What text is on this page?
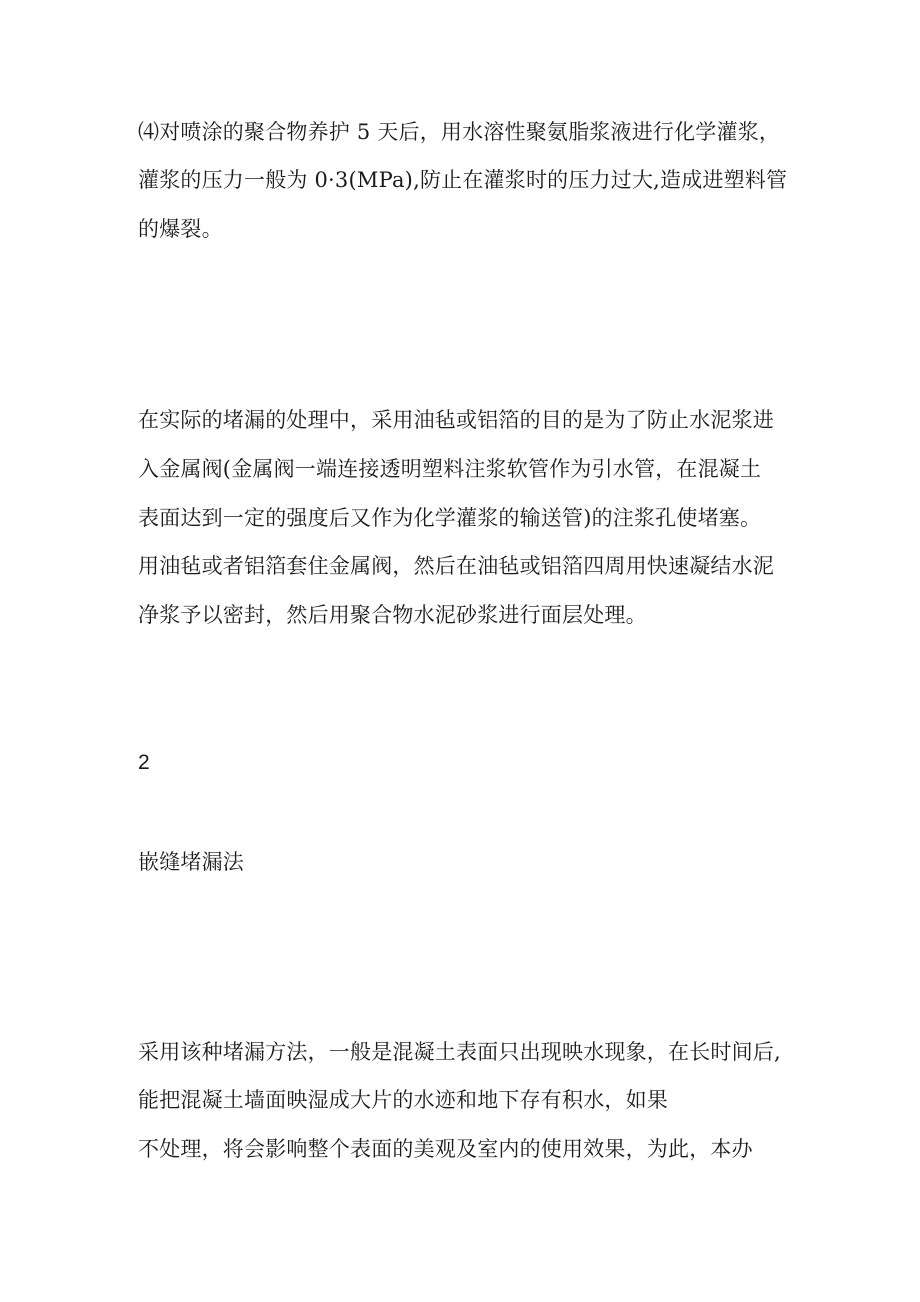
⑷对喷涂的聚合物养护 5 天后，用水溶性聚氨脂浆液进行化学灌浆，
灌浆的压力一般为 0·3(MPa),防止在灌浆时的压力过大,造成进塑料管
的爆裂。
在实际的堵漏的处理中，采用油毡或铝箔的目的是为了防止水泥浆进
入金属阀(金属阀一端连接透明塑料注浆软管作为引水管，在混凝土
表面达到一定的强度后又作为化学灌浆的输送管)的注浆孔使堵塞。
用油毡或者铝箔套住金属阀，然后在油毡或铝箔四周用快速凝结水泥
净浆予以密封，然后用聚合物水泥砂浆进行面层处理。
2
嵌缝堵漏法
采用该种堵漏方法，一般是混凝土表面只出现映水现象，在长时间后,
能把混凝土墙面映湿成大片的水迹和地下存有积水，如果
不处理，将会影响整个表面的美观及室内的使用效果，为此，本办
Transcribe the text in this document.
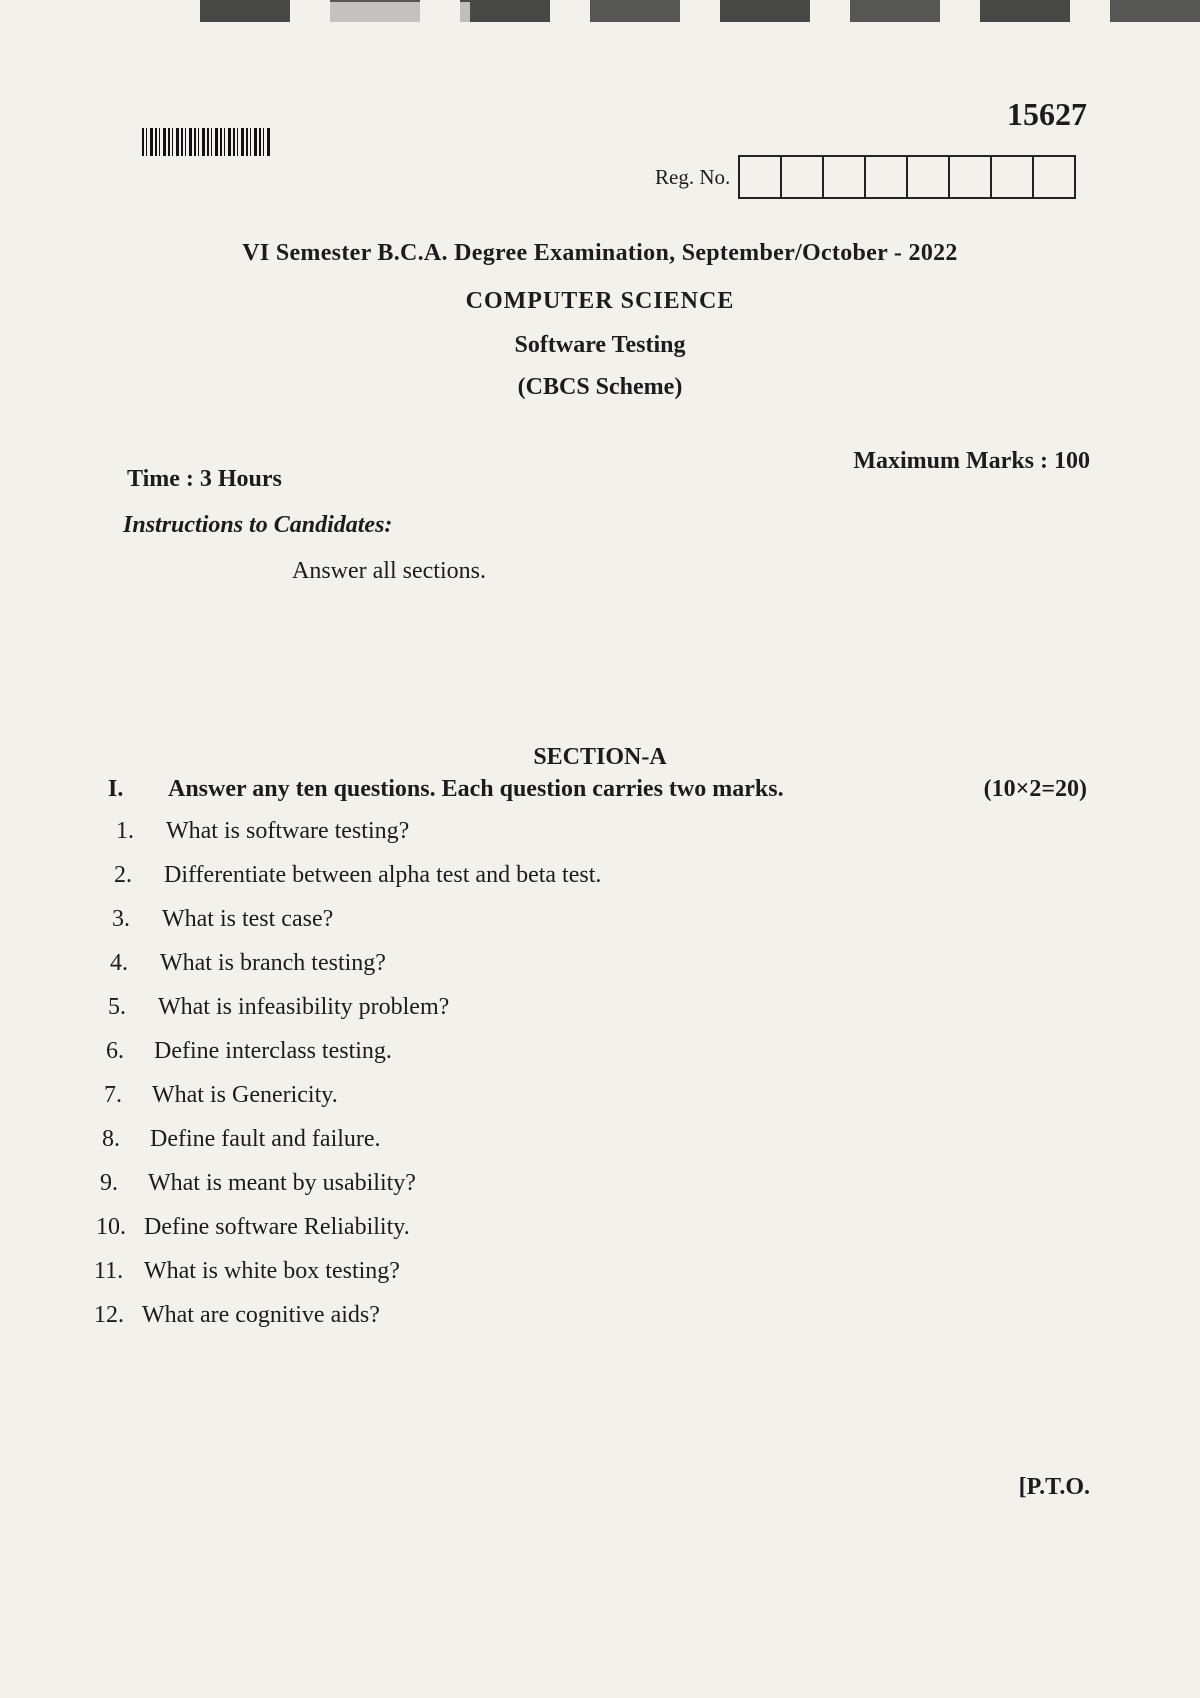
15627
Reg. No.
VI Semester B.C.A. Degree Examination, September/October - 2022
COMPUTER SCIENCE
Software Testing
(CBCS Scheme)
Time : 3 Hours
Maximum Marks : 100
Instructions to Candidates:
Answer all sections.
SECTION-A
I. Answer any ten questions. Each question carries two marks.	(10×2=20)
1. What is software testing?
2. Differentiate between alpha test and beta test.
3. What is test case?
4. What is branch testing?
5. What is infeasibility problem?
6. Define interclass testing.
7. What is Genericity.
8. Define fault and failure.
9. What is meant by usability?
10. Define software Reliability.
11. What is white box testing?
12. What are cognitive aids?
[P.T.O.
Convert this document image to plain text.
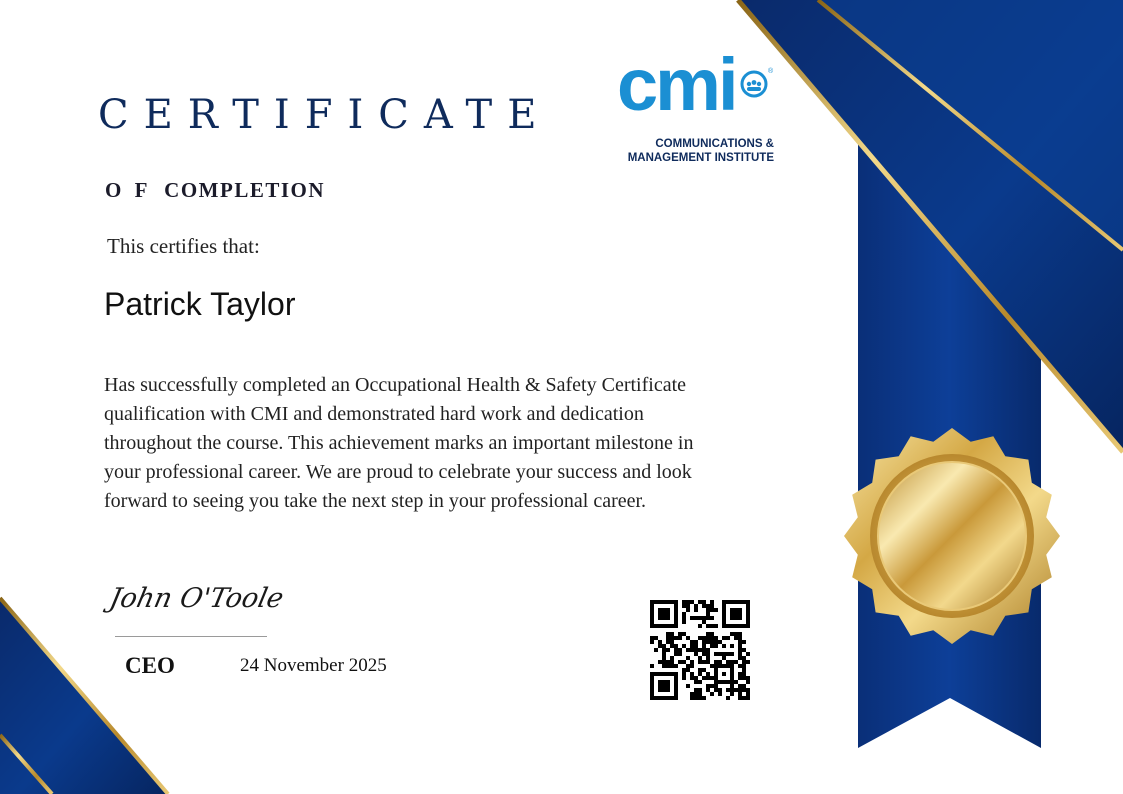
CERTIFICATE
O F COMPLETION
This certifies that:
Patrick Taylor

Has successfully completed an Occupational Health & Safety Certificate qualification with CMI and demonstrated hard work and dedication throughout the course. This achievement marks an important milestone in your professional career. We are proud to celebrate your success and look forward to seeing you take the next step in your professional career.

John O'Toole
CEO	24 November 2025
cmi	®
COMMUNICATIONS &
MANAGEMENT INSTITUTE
---------------
#### [Exercise description]
Leave out the pictures and print each record exactly as it stands.

#### [Reply to the exercise]
What text is on this page?
⑷对喷涂的聚合物养护 5 天后，用水溶性聚氨脂浆液进行化学灌浆，
灌浆的压力一般为 0·3(MPa),防止在灌浆时的压力过大,造成进塑料管
的爆裂。
在实际的堵漏的处理中，采用油毡或铝箔的目的是为了防止水泥浆进
入金属阀(金属阀一端连接透明塑料注浆软管作为引水管，在混凝土
表面达到一定的强度后又作为化学灌浆的输送管)的注浆孔使堵塞。
用油毡或者铝箔套住金属阀，然后在油毡或铝箔四周用快速凝结水泥
净浆予以密封，然后用聚合物水泥砂浆进行面层处理。
2
嵌缝堵漏法
采用该种堵漏方法，一般是混凝土表面只出现映水现象，在长时间后,
能把混凝土墙面映湿成大片的水迹和地下存有积水，如果
不处理，将会影响整个表面的美观及室内的使用效果，为此，本办
Transcribe the text in this document.
15627
Reg. No.
VI Semester B.C.A. Degree Examination, September/October - 2022
COMPUTER SCIENCE
Software Testing
(CBCS Scheme)
Time : 3 Hours
Maximum Marks : 100
Instructions to Candidates:
Answer all sections.
SECTION-A
I. Answer any ten questions. Each question carries two marks.	(10×2=20)
1. What is software testing?
2. Differentiate between alpha test and beta test.
3. What is test case?
4. What is branch testing?
5. What is infeasibility problem?
6. Define interclass testing.
7. What is Genericity.
8. Define fault and failure.
9. What is meant by usability?
10. Define software Reliability.
11. What is white box testing?
12. What are cognitive aids?
[P.T.O.
Convert this document image to plain text.
CERTIFICATE
O F COMPLETION
This certifies that:
Patrick Taylor

Has successfully completed an Occupational Health & Safety Certificate qualification with CMI and demonstrated hard work and dedication throughout the course. This achievement marks an important milestone in your professional career. We are proud to celebrate your success and look forward to seeing you take the next step in your professional career.

John O'Toole
CEO	24 November 2025
cmi	®
COMMUNICATIONS &
MANAGEMENT INSTITUTE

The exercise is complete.